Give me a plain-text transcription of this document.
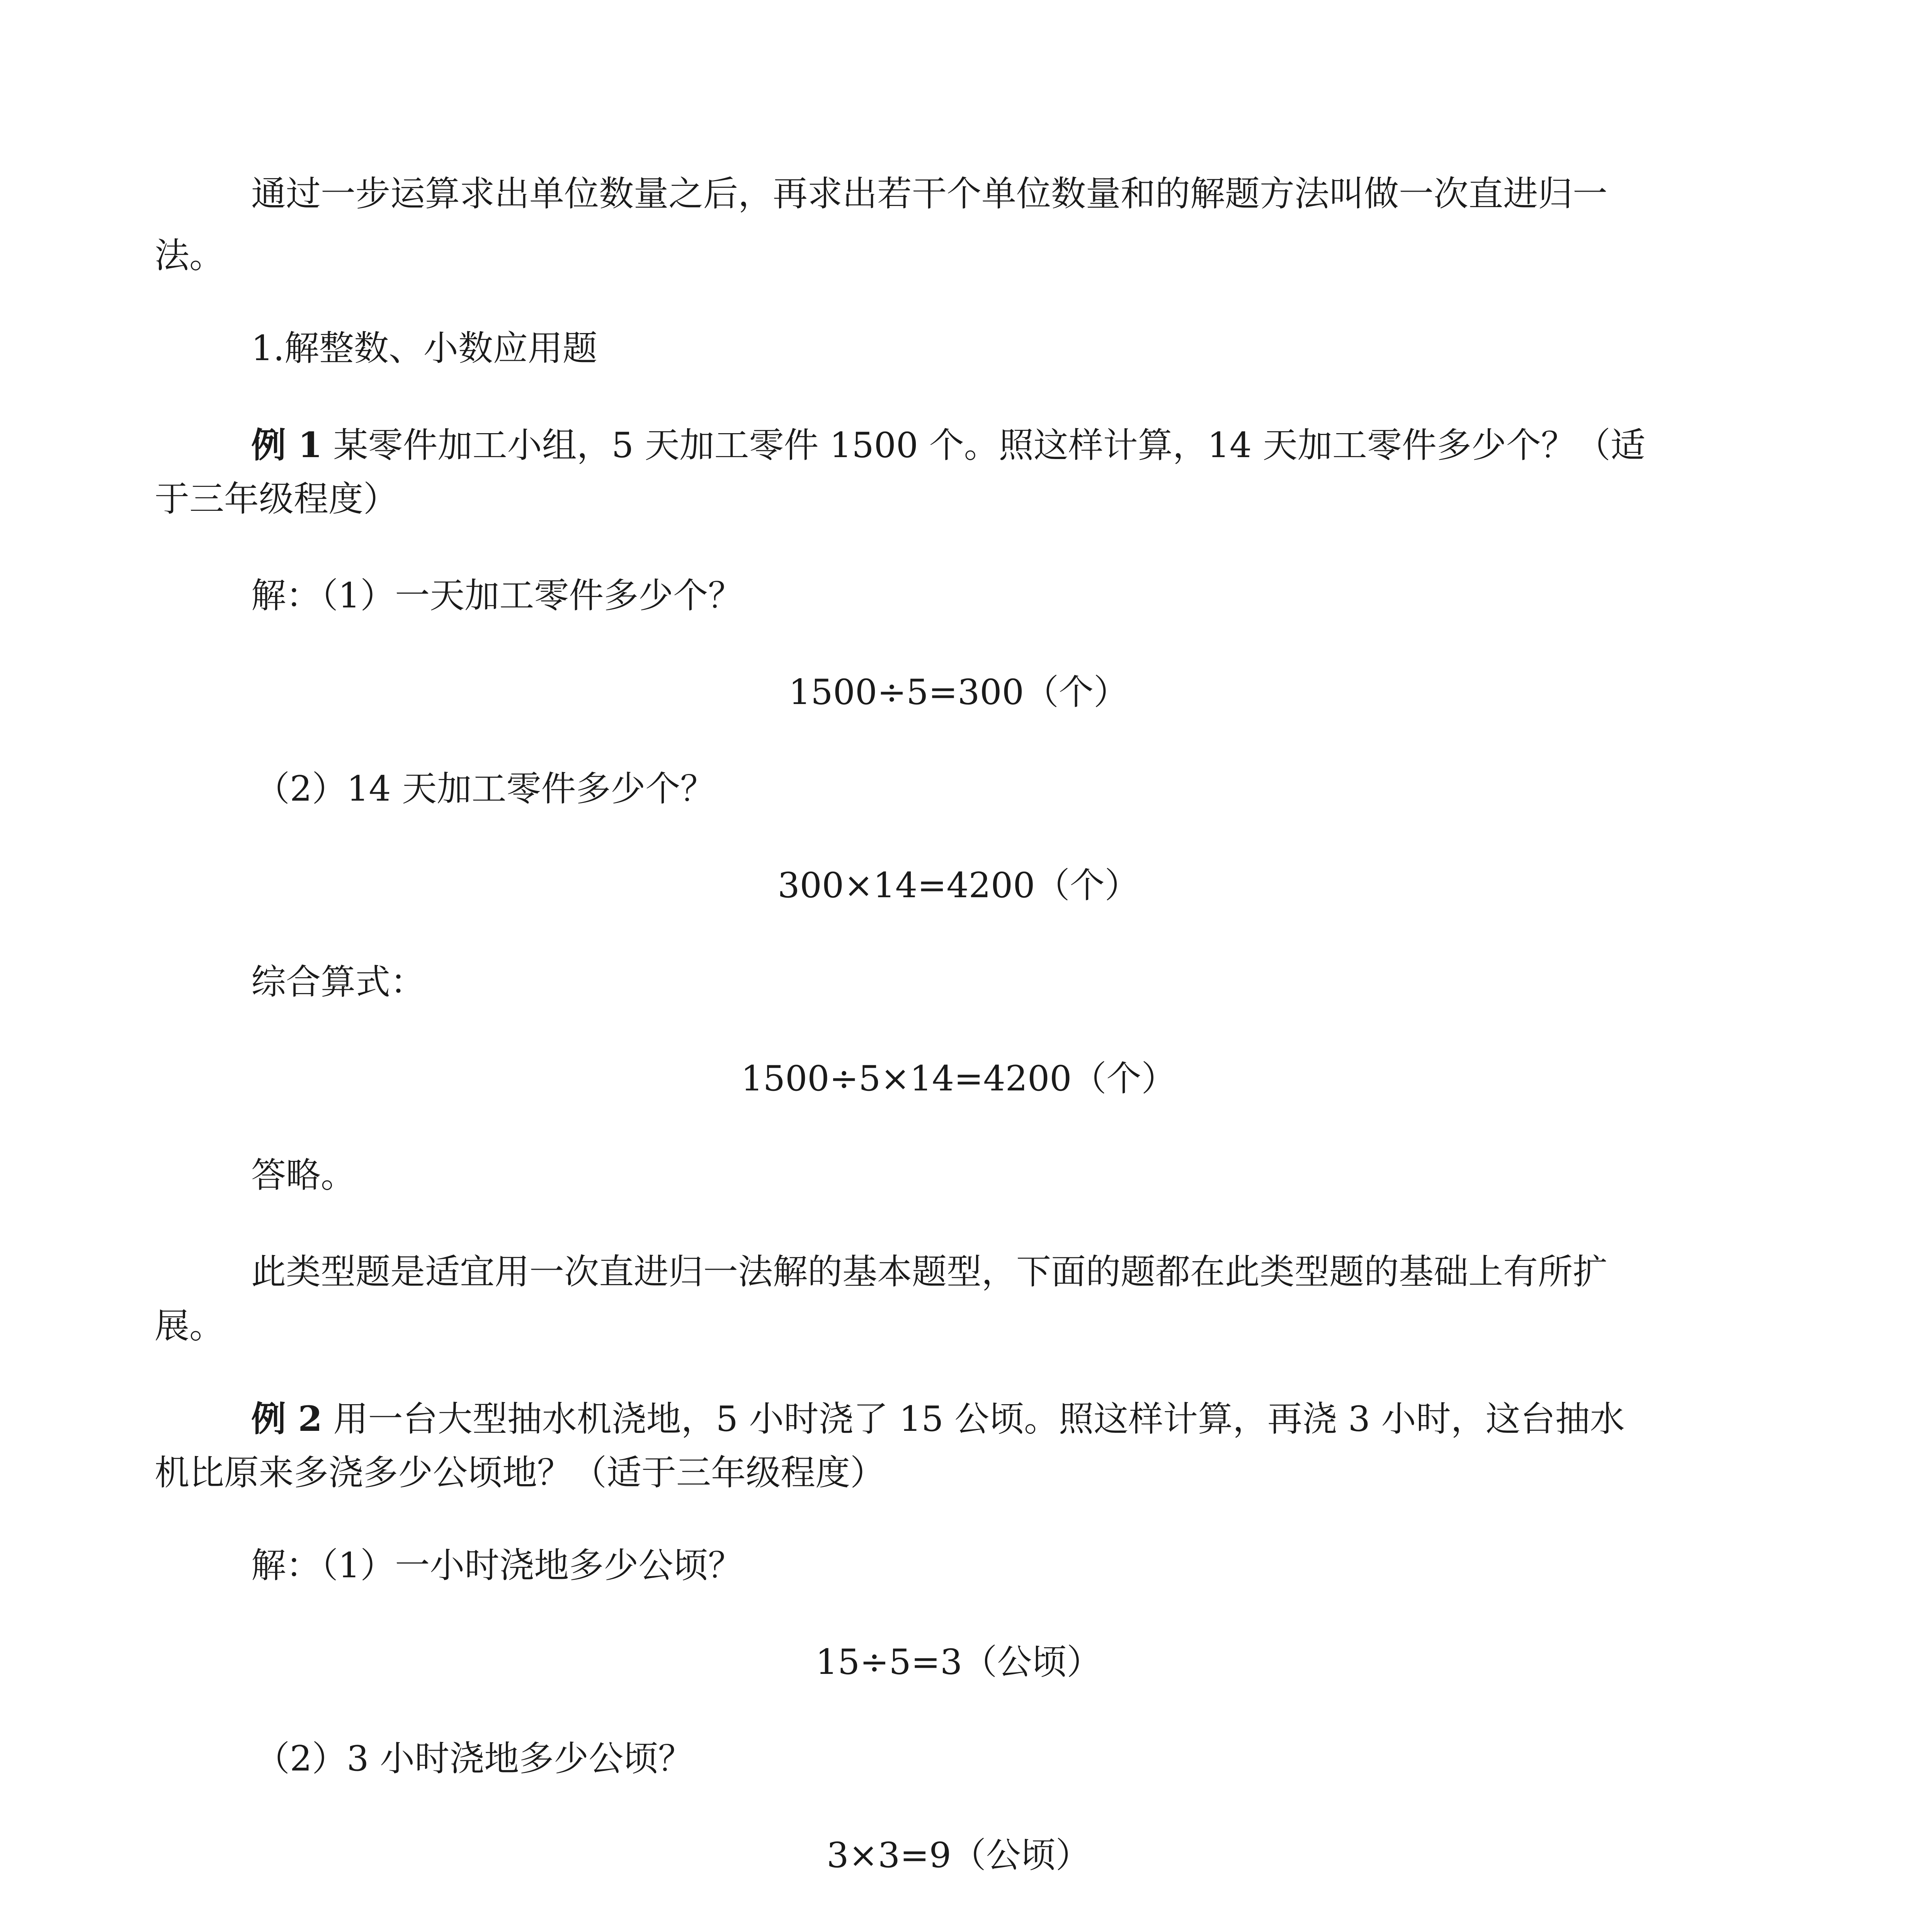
通过一步运算求出单位数量之后，再求出若干个单位数量和的解题方法叫做一次直进归一
法。
1.解整数、小数应用题
例 1 某零件加工小组，5 天加工零件 1500 个。照这样计算，14 天加工零件多少个？（适
于三年级程度）
解：（1）一天加工零件多少个？
1500÷5=300（个）
（2）14 天加工零件多少个？
300×14=4200（个）
综合算式：
1500÷5×14=4200（个）
答略。
此类型题是适宜用一次直进归一法解的基本题型，下面的题都在此类型题的基础上有所扩
展。
例 2 用一台大型抽水机浇地，5 小时浇了 15 公顷。照这样计算，再浇 3 小时，这台抽水
机比原来多浇多少公顷地？（适于三年级程度）
解：（1）一小时浇地多少公顷？
15÷5=3（公顷）
（2）3 小时浇地多少公顷？
3×3=9（公顷）
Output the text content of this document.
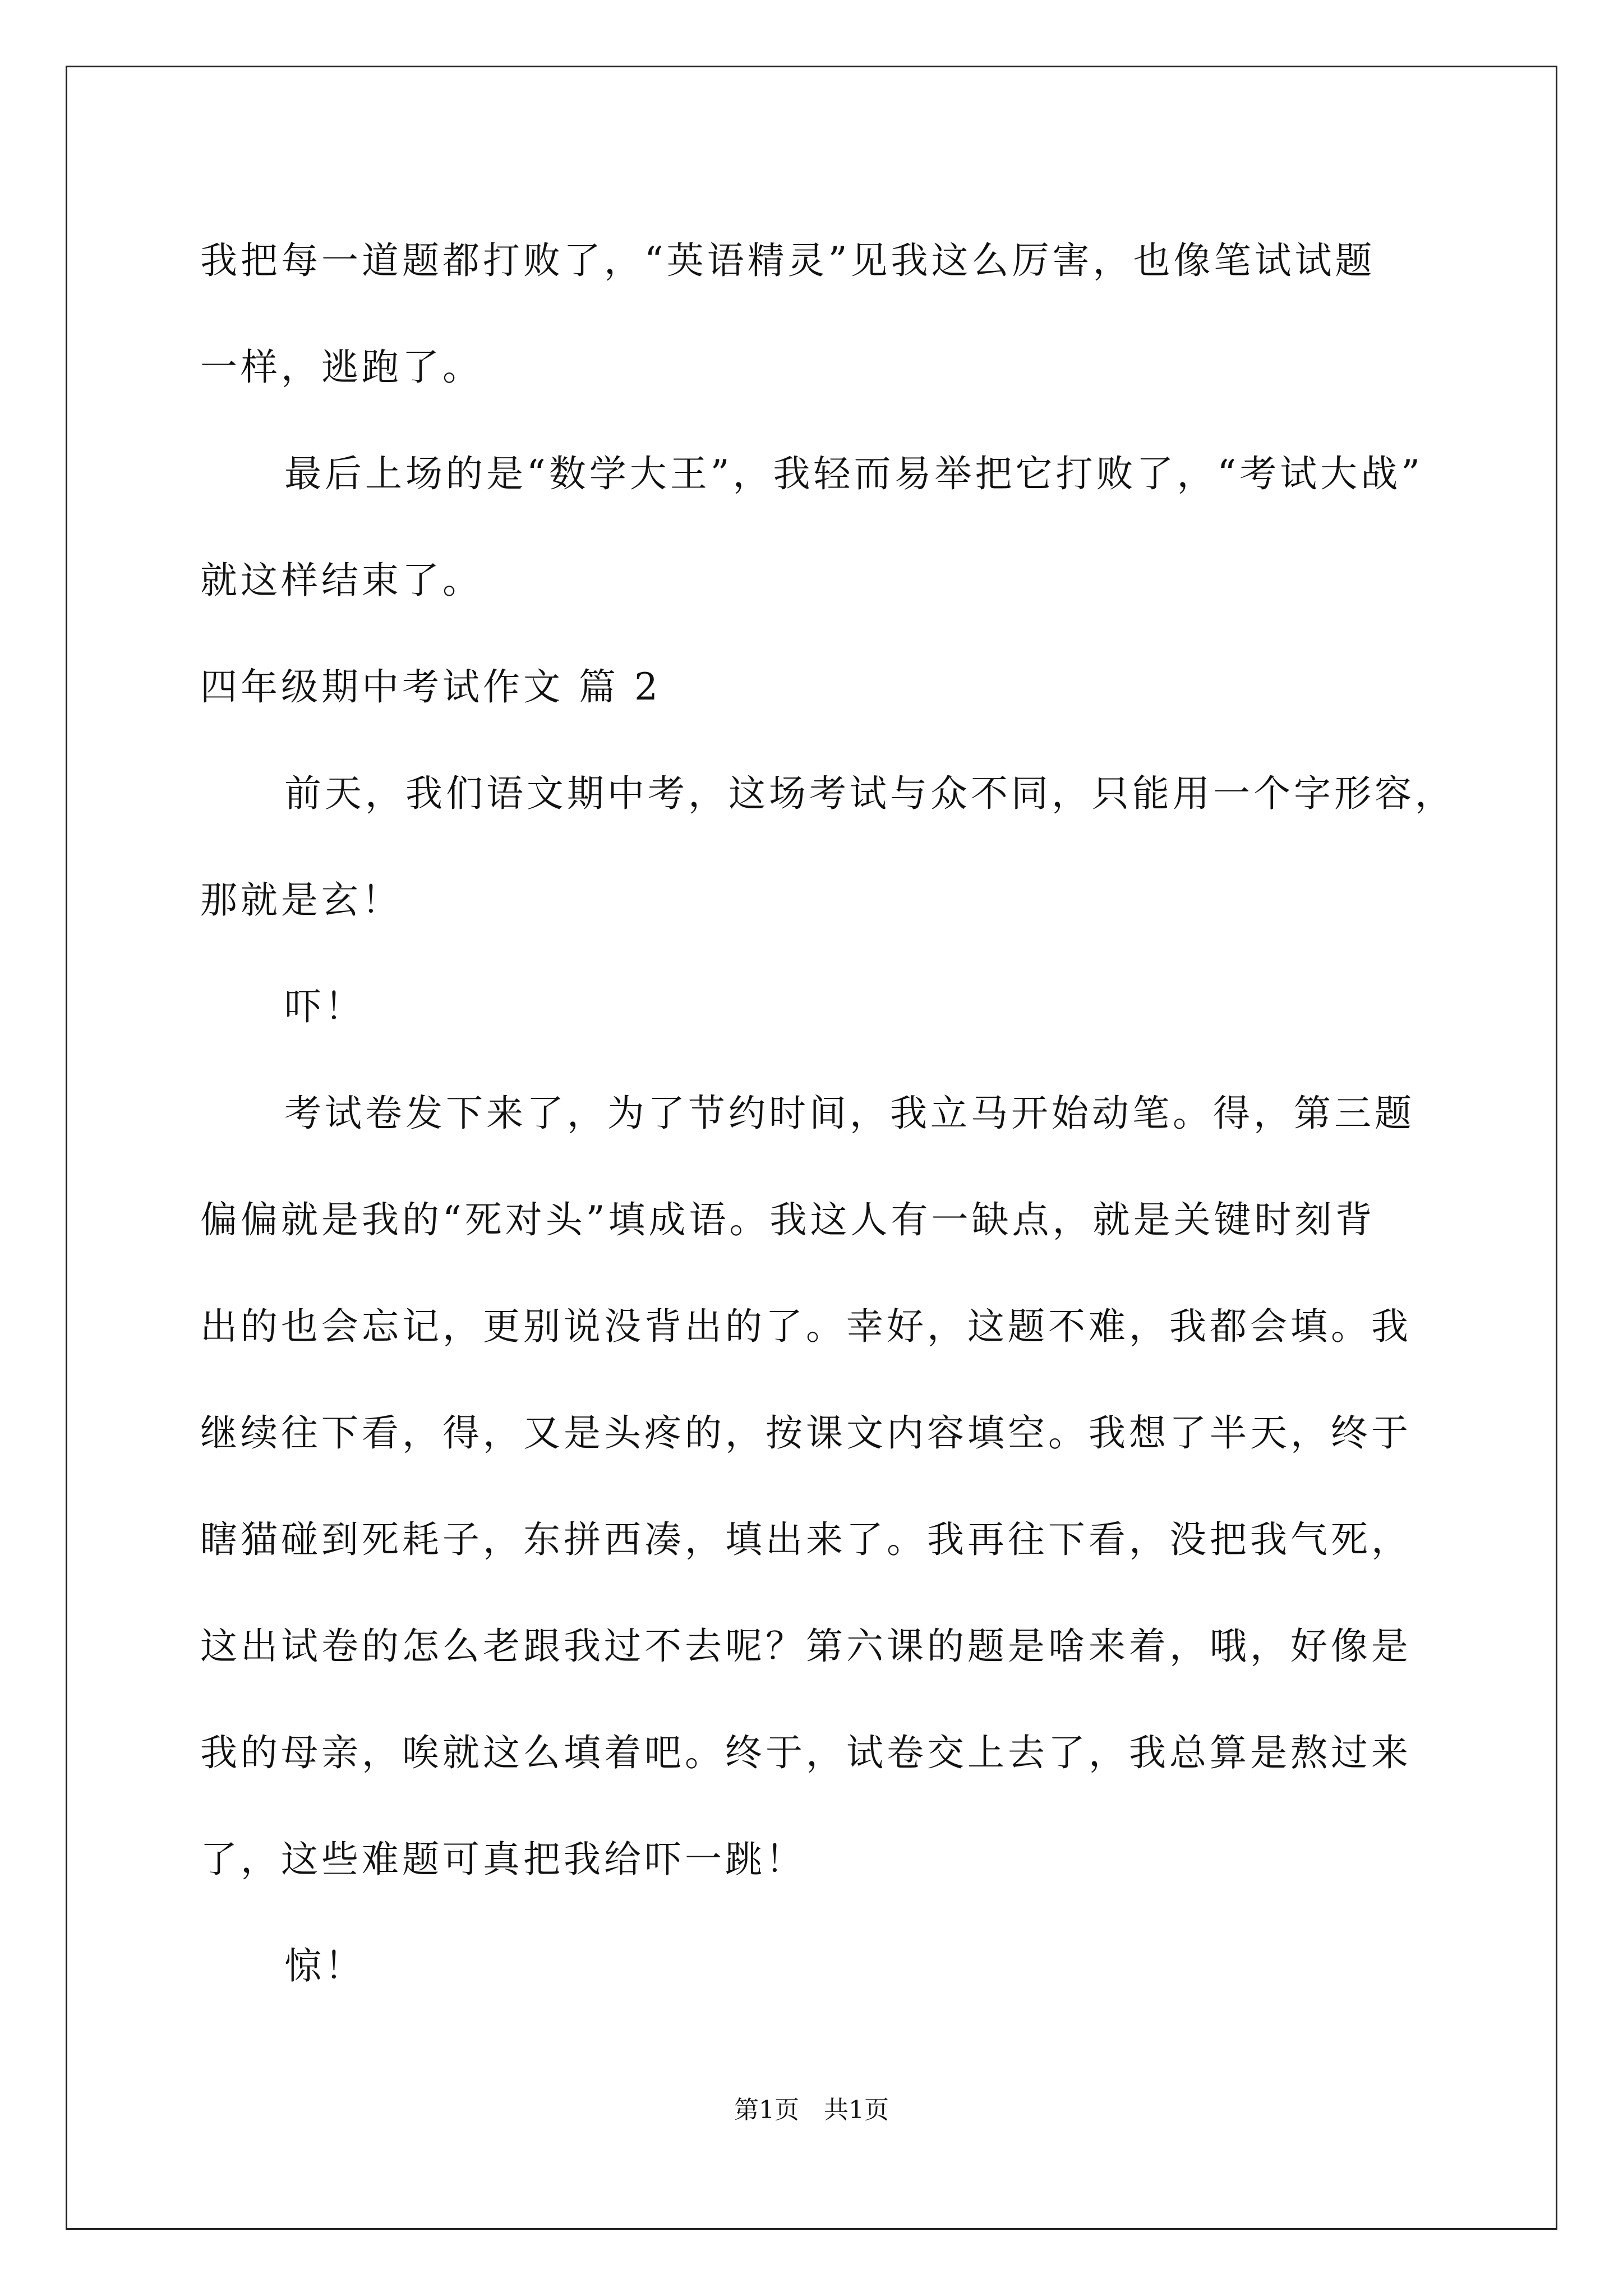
我把每一道题都打败了，“英语精灵”见我这么厉害，也像笔试试题
一样，逃跑了。
最后上场的是“数学大王”，我轻而易举把它打败了，“考试大战”
就这样结束了。
四年级期中考试作文 篇 2
前天，我们语文期中考，这场考试与众不同，只能用一个字形容，
那就是玄！
吓！
考试卷发下来了，为了节约时间，我立马开始动笔。得，第三题
偏偏就是我的“死对头”填成语。我这人有一缺点，就是关键时刻背
出的也会忘记，更别说没背出的了。幸好，这题不难，我都会填。我
继续往下看，得，又是头疼的，按课文内容填空。我想了半天，终于
瞎猫碰到死耗子，东拼西凑，填出来了。我再往下看，没把我气死，
这出试卷的怎么老跟我过不去呢？第六课的题是啥来着，哦，好像是
我的母亲，唉就这么填着吧。终于，试卷交上去了，我总算是熬过来
了，这些难题可真把我给吓一跳！
惊！
第1页　共1页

::::::::

TO BE DONE:
Write the records out again in full, exactly, and skip every picture.

TASK RESPONSE:
Give me a plain-text transcription of this document.
通过一步运算求出单位数量之后，再求出若干个单位数量和的解题方法叫做一次直进归一
法。
1.解整数、小数应用题
例 1 某零件加工小组，5 天加工零件 1500 个。照这样计算，14 天加工零件多少个？（适
于三年级程度）
解：（1）一天加工零件多少个？
1500÷5=300（个）
（2）14 天加工零件多少个？
300×14=4200（个）
综合算式：
1500÷5×14=4200（个）
答略。
此类型题是适宜用一次直进归一法解的基本题型，下面的题都在此类型题的基础上有所扩
展。
例 2 用一台大型抽水机浇地，5 小时浇了 15 公顷。照这样计算，再浇 3 小时，这台抽水
机比原来多浇多少公顷地？（适于三年级程度）
解：（1）一小时浇地多少公顷？
15÷5=3（公顷）
（2）3 小时浇地多少公顷？
3×3=9（公顷）
Output the text content of this document.
我把每一道题都打败了，“英语精灵”见我这么厉害，也像笔试试题
一样，逃跑了。
最后上场的是“数学大王”，我轻而易举把它打败了，“考试大战”
就这样结束了。
四年级期中考试作文 篇 2
前天，我们语文期中考，这场考试与众不同，只能用一个字形容，
那就是玄！
吓！
考试卷发下来了，为了节约时间，我立马开始动笔。得，第三题
偏偏就是我的“死对头”填成语。我这人有一缺点，就是关键时刻背
出的也会忘记，更别说没背出的了。幸好，这题不难，我都会填。我
继续往下看，得，又是头疼的，按课文内容填空。我想了半天，终于
瞎猫碰到死耗子，东拼西凑，填出来了。我再往下看，没把我气死，
这出试卷的怎么老跟我过不去呢？第六课的题是啥来着，哦，好像是
我的母亲，唉就这么填着吧。终于，试卷交上去了，我总算是熬过来
了，这些难题可真把我给吓一跳！
惊！
第1页　共1页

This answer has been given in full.